- **GIVEN PROBLEM**:
The records that follow should be retyped word for word.

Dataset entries
########################################

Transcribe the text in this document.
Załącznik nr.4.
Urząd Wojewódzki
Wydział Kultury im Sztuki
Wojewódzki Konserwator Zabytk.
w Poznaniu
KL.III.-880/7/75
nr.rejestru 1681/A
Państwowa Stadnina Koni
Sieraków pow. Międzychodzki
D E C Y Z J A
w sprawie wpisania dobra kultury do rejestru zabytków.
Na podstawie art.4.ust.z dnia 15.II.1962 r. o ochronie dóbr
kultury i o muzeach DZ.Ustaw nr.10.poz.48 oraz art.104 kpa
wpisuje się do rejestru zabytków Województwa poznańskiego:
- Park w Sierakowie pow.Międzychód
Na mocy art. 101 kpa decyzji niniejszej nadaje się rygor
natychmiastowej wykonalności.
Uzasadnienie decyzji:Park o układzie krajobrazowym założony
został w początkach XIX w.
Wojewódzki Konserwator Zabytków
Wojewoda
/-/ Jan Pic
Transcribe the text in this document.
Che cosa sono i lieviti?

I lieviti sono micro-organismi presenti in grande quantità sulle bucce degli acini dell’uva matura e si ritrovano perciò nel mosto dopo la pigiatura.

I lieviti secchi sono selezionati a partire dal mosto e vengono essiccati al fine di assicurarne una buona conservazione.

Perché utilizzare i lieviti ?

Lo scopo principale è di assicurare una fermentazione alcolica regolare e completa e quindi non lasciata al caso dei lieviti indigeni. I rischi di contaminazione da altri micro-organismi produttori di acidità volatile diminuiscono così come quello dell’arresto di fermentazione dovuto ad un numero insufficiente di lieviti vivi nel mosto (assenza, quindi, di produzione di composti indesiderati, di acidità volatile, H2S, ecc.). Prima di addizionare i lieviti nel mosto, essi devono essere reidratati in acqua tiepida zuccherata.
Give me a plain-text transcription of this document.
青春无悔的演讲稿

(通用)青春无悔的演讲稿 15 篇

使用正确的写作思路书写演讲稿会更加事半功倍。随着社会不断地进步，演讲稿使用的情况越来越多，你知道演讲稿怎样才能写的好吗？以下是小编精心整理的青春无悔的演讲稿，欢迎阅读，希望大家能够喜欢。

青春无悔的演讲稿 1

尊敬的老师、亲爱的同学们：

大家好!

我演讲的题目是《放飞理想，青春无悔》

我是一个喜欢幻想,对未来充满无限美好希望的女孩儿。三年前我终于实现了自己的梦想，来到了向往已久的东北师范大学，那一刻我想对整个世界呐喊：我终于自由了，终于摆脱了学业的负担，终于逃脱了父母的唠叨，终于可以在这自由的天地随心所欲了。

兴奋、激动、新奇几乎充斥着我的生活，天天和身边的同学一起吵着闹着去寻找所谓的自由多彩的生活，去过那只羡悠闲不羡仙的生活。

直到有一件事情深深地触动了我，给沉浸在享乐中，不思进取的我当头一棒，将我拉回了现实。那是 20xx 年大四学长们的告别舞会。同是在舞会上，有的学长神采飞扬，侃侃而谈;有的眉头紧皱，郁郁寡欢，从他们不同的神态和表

########################################

- **RESULT OF THIS TASK**:
Transcribe the text in this document.
Załącznik nr.4.
Urząd Wojewódzki
Wydział Kultury im Sztuki
Wojewódzki Konserwator Zabytk.
w Poznaniu
KL.III.-880/7/75
nr.rejestru 1681/A
Państwowa Stadnina Koni
Sieraków pow. Międzychodzki
D E C Y Z J A
w sprawie wpisania dobra kultury do rejestru zabytków.
Na podstawie art.4.ust.z dnia 15.II.1962 r. o ochronie dóbr
kultury i o muzeach DZ.Ustaw nr.10.poz.48 oraz art.104 kpa
wpisuje się do rejestru zabytków Województwa poznańskiego:
- Park w Sierakowie pow.Międzychód
Na mocy art. 101 kpa decyzji niniejszej nadaje się rygor
natychmiastowej wykonalności.
Uzasadnienie decyzji:Park o układzie krajobrazowym założony
został w początkach XIX w.
Wojewódzki Konserwator Zabytków
Wojewoda
/-/ Jan Pic
Transcribe the text in this document.
Che cosa sono i lieviti?

I lieviti sono micro-organismi presenti in grande quantità sulle bucce degli acini dell’uva matura e si ritrovano perciò nel mosto dopo la pigiatura.

I lieviti secchi sono selezionati a partire dal mosto e vengono essiccati al fine di assicurarne una buona conservazione.

Perché utilizzare i lieviti ?

Lo scopo principale è di assicurare una fermentazione alcolica regolare e completa e quindi non lasciata al caso dei lieviti indigeni. I rischi di contaminazione da altri micro-organismi produttori di acidità volatile diminuiscono così come quello dell’arresto di fermentazione dovuto ad un numero insufficiente di lieviti vivi nel mosto (assenza, quindi, di produzione di composti indesiderati, di acidità volatile, H2S, ecc.). Prima di addizionare i lieviti nel mosto, essi devono essere reidratati in acqua tiepida zuccherata.
Give me a plain-text transcription of this document.
青春无悔的演讲稿

(通用)青春无悔的演讲稿 15 篇

使用正确的写作思路书写演讲稿会更加事半功倍。随着社会不断地进步，演讲稿使用的情况越来越多，你知道演讲稿怎样才能写的好吗？以下是小编精心整理的青春无悔的演讲稿，欢迎阅读，希望大家能够喜欢。

青春无悔的演讲稿 1

尊敬的老师、亲爱的同学们：

大家好!

我演讲的题目是《放飞理想，青春无悔》

我是一个喜欢幻想,对未来充满无限美好希望的女孩儿。三年前我终于实现了自己的梦想，来到了向往已久的东北师范大学，那一刻我想对整个世界呐喊：我终于自由了，终于摆脱了学业的负担，终于逃脱了父母的唠叨，终于可以在这自由的天地随心所欲了。

兴奋、激动、新奇几乎充斥着我的生活，天天和身边的同学一起吵着闹着去寻找所谓的自由多彩的生活，去过那只羡悠闲不羡仙的生活。

直到有一件事情深深地触动了我，给沉浸在享乐中，不思进取的我当头一棒，将我拉回了现实。那是 20xx 年大四学长们的告别舞会。同是在舞会上，有的学长神采飞扬，侃侃而谈;有的眉头紧皱，郁郁寡欢，从他们不同的神态和表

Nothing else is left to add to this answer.